Goal of the exercise: Do any lines in the data below contain "городской"? If so, copy every one of them.

--- begin Task inputs ---

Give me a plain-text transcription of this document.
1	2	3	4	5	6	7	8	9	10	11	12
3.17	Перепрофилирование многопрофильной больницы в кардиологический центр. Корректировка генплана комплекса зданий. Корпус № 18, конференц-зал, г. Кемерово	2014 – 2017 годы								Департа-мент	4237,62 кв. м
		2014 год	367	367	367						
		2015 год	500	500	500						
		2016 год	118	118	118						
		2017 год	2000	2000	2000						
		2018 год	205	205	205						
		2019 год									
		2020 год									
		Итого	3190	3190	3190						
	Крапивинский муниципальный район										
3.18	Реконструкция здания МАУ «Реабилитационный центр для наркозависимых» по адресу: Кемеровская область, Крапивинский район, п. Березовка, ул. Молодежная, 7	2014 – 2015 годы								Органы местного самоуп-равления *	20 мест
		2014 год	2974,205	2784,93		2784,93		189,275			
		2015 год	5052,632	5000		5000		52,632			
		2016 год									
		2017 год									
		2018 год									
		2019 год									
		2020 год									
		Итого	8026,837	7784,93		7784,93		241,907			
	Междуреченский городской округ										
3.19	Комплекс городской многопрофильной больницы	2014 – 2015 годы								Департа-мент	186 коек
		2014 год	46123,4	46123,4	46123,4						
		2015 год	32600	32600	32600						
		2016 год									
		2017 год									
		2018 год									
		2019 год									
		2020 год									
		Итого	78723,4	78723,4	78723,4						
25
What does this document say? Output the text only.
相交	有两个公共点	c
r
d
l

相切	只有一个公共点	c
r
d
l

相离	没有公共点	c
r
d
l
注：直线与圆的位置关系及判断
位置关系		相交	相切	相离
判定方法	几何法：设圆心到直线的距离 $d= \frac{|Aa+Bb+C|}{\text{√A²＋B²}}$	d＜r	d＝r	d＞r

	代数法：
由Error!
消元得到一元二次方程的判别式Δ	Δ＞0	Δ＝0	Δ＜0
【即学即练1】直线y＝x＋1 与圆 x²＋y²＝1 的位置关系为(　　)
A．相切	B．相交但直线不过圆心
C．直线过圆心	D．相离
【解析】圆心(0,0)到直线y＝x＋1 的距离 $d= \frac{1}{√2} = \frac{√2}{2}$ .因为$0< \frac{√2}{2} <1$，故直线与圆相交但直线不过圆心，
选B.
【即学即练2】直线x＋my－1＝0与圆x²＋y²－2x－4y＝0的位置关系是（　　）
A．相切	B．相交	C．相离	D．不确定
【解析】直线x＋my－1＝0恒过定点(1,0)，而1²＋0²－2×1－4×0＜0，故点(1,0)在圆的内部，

--- end Task inputs ---

Exercise answer:
	Междуреченский городской округ										
3.19	Комплекс городской многопрофильной больницы	2014 – 2015 годы								Департа-мент	186 коек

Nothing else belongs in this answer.